# Start of Stored records

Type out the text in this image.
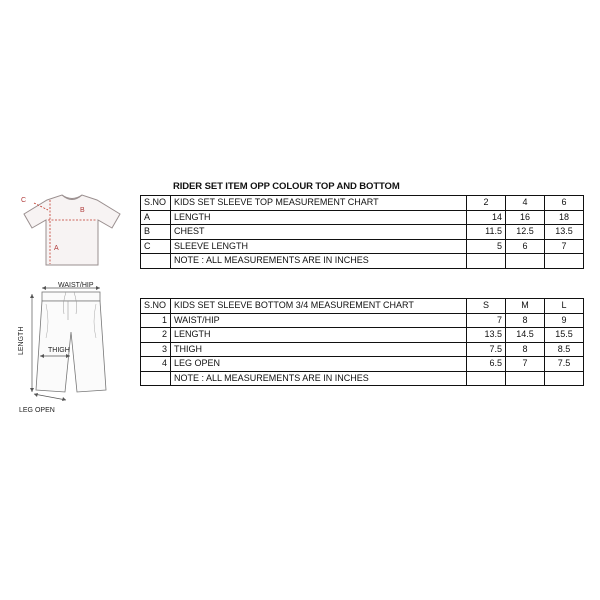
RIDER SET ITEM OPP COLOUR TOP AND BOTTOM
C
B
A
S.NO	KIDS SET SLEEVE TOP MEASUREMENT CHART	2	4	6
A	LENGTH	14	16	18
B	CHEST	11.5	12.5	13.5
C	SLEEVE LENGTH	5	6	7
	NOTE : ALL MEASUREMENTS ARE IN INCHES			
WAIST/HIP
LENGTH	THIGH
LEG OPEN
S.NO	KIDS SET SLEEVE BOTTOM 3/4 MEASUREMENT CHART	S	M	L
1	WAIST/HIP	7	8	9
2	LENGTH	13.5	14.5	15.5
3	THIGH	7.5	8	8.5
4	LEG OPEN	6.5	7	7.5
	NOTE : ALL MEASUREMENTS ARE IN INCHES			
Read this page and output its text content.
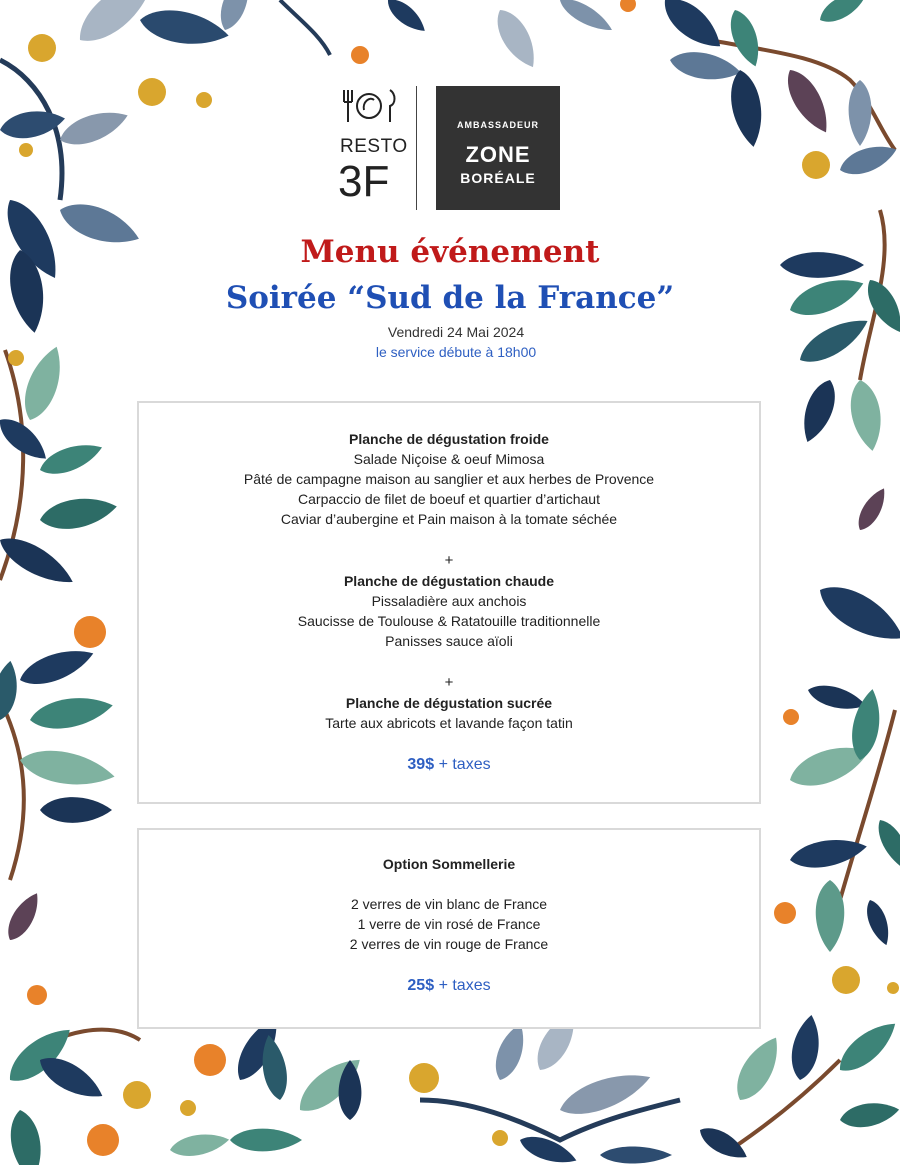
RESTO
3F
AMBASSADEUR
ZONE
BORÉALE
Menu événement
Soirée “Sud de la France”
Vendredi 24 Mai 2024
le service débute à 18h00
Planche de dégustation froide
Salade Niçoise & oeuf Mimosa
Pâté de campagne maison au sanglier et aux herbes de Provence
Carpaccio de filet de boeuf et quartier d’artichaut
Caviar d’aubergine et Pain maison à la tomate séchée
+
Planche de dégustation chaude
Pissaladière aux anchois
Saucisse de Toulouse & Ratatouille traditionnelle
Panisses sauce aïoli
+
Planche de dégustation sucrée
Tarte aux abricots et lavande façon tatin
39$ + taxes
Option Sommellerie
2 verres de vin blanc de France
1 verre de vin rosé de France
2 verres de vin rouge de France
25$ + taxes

# End of Stored records

__Your task__: Report only how many lines in the records contain the word "maison".

__Finished answer__: 2